TASK INSTRUCTIONS
Give back exactly the lines from the one holding "Convert this document image to plain text." to the bottom of the material, both included, and nothing more. No pictures.

RECORD EXCERPTS
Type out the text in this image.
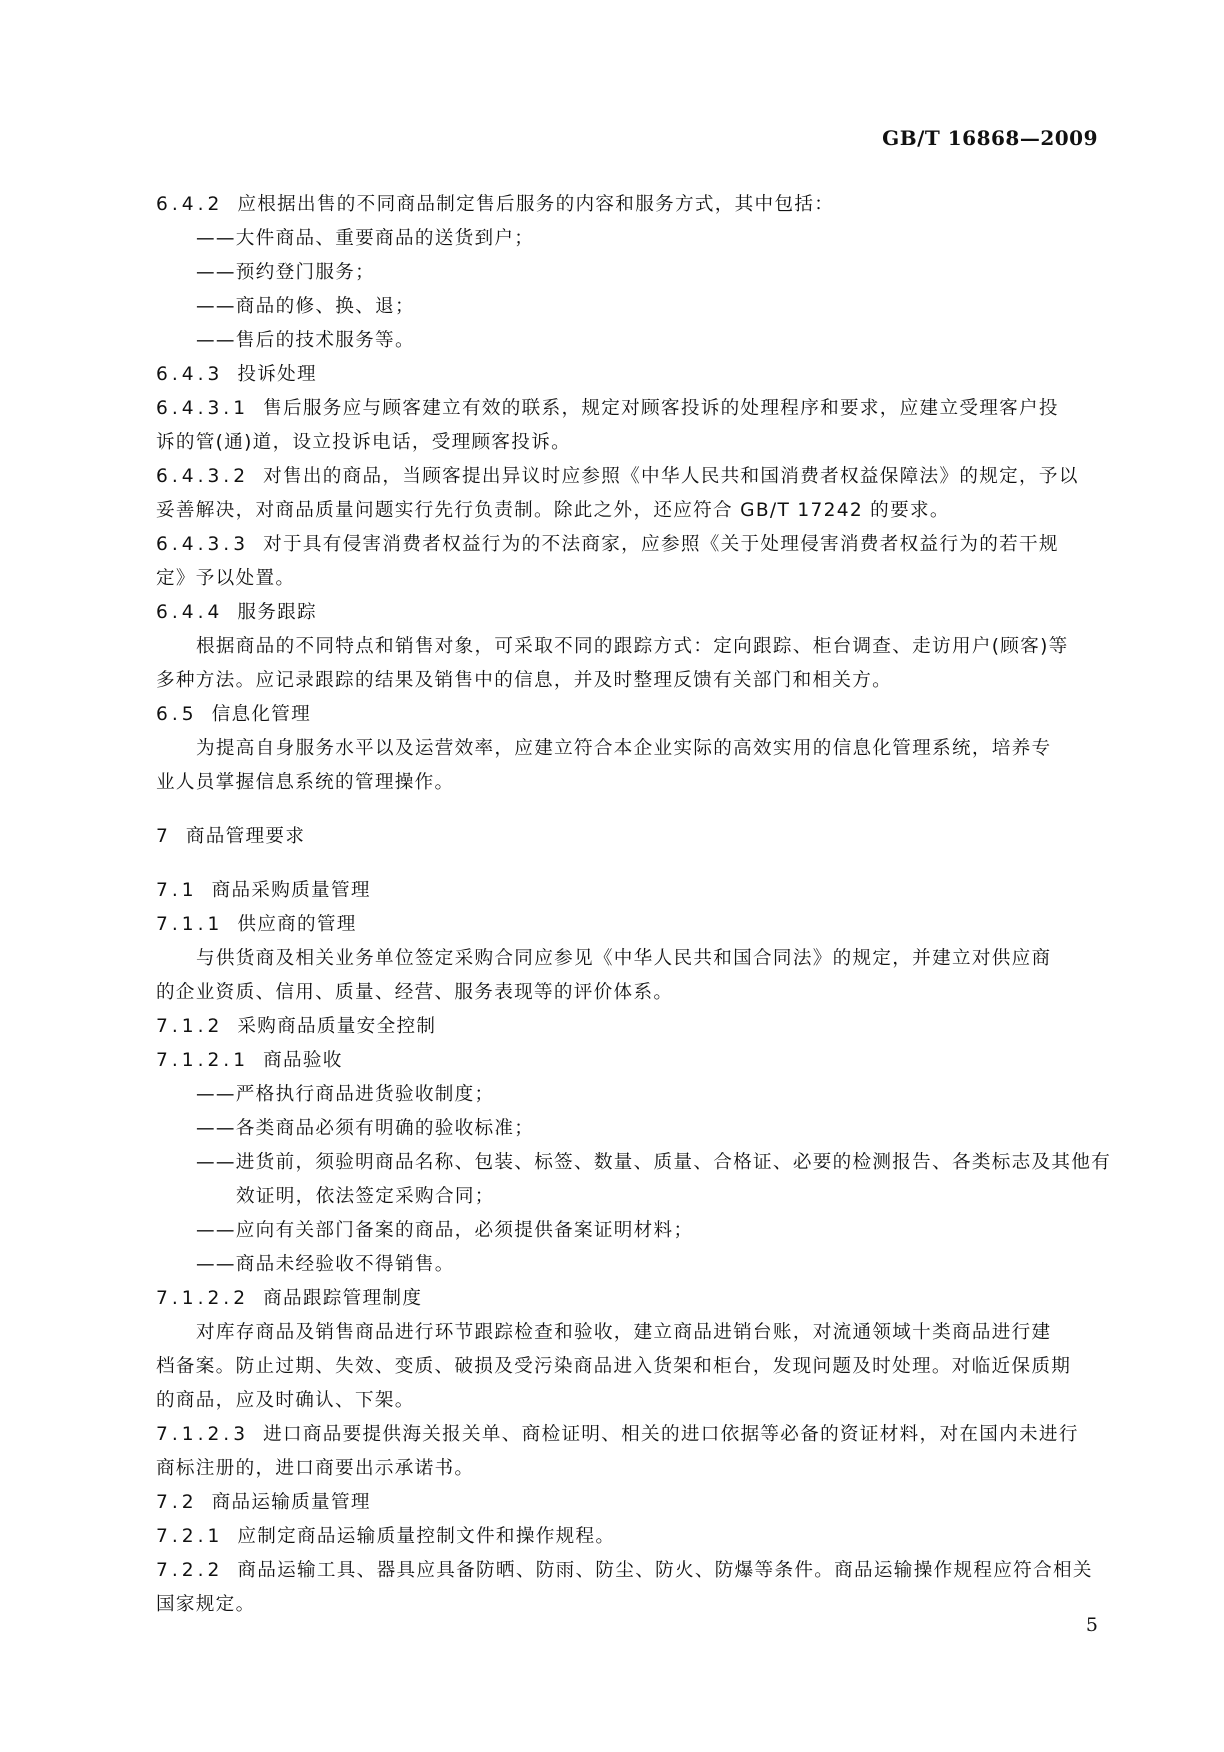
GB/T 16868—2009
6.4.2 应根据出售的不同商品制定售后服务的内容和服务方式，其中包括：
——大件商品、重要商品的送货到户；
——预约登门服务；
——商品的修、换、退；
——售后的技术服务等。
6.4.3 投诉处理
6.4.3.1 售后服务应与顾客建立有效的联系，规定对顾客投诉的处理程序和要求，应建立受理客户投
诉的管(通)道，设立投诉电话，受理顾客投诉。
6.4.3.2 对售出的商品，当顾客提出异议时应参照《中华人民共和国消费者权益保障法》的规定，予以
妥善解决，对商品质量问题实行先行负责制。除此之外，还应符合 GB/T 17242 的要求。
6.4.3.3 对于具有侵害消费者权益行为的不法商家，应参照《关于处理侵害消费者权益行为的若干规
定》予以处置。
6.4.4 服务跟踪
根据商品的不同特点和销售对象，可采取不同的跟踪方式：定向跟踪、柜台调查、走访用户(顾客)等
多种方法。应记录跟踪的结果及销售中的信息，并及时整理反馈有关部门和相关方。
6.5 信息化管理
为提高自身服务水平以及运营效率，应建立符合本企业实际的高效实用的信息化管理系统，培养专
业人员掌握信息系统的管理操作。
7 商品管理要求
7.1 商品采购质量管理
7.1.1 供应商的管理
与供货商及相关业务单位签定采购合同应参见《中华人民共和国合同法》的规定，并建立对供应商
的企业资质、信用、质量、经营、服务表现等的评价体系。
7.1.2 采购商品质量安全控制
7.1.2.1 商品验收
——严格执行商品进货验收制度；
——各类商品必须有明确的验收标准；
——进货前，须验明商品名称、包装、标签、数量、质量、合格证、必要的检测报告、各类标志及其他有
效证明，依法签定采购合同；
——应向有关部门备案的商品，必须提供备案证明材料；
——商品未经验收不得销售。
7.1.2.2 商品跟踪管理制度
对库存商品及销售商品进行环节跟踪检查和验收，建立商品进销台账，对流通领域十类商品进行建
档备案。防止过期、失效、变质、破损及受污染商品进入货架和柜台，发现问题及时处理。对临近保质期
的商品，应及时确认、下架。
7.1.2.3 进口商品要提供海关报关单、商检证明、相关的进口依据等必备的资证材料，对在国内未进行
商标注册的，进口商要出示承诺书。
7.2 商品运输质量管理
7.2.1 应制定商品运输质量控制文件和操作规程。
7.2.2 商品运输工具、器具应具备防晒、防雨、防尘、防火、防爆等条件。商品运输操作规程应符合相关
国家规定。
5
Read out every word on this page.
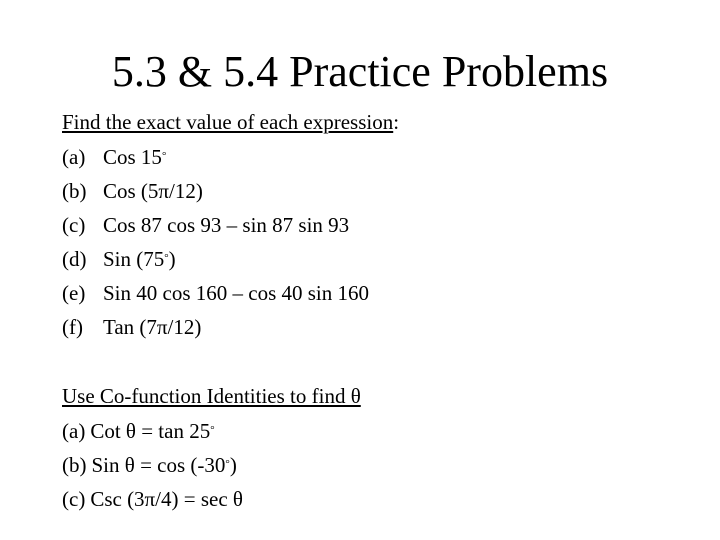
5.3 & 5.4 Practice Problems
Find the exact value of each expression:
(a) Cos 15°
(b) Cos (5π/12)
(c) Cos 87 cos 93 – sin 87 sin 93
(d) Sin (75°)
(e) Sin 40 cos 160 – cos 40 sin 160
(f) Tan (7π/12)
Use Co-function Identities to find θ
(a) Cot θ = tan 25°
(b) Sin θ = cos (-30°)
(c) Csc (3π/4) = sec θ
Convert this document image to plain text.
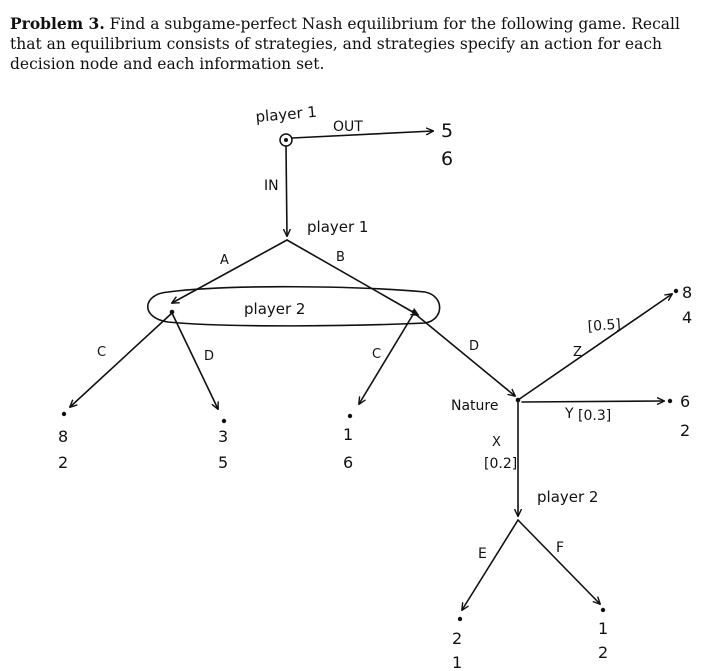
Problem 3. Find a subgame-perfect Nash equilibrium for the following game. Recall that an equilibrium consists of strategies, and strategies specify an action for each decision node and each information set.
player 1
OUT	5
6
IN
player 1
A	B
player 2
C	D
8
2
3
5
C
D
1
6
Nature
Z
[0.5]
8
4
Y [0.3]
6
2
X
[0.2]
player 2
E	F
2
1
1
2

SOLUTION TO THE PROBLEM
Convert this document image to plain text.
Problem 3. Find a subgame-perfect Nash equilibrium for the following game. Recall that an equilibrium consists of strategies, and strategies specify an action for each decision node and each information set.
player 1
OUT	5
6
IN
player 1
A	B
player 2
C	D
8
2
3
5
C
D
1
6
Nature
Z
[0.5]
8
4
Y [0.3]
6
2
X
[0.2]
player 2
E	F
2
1
1
2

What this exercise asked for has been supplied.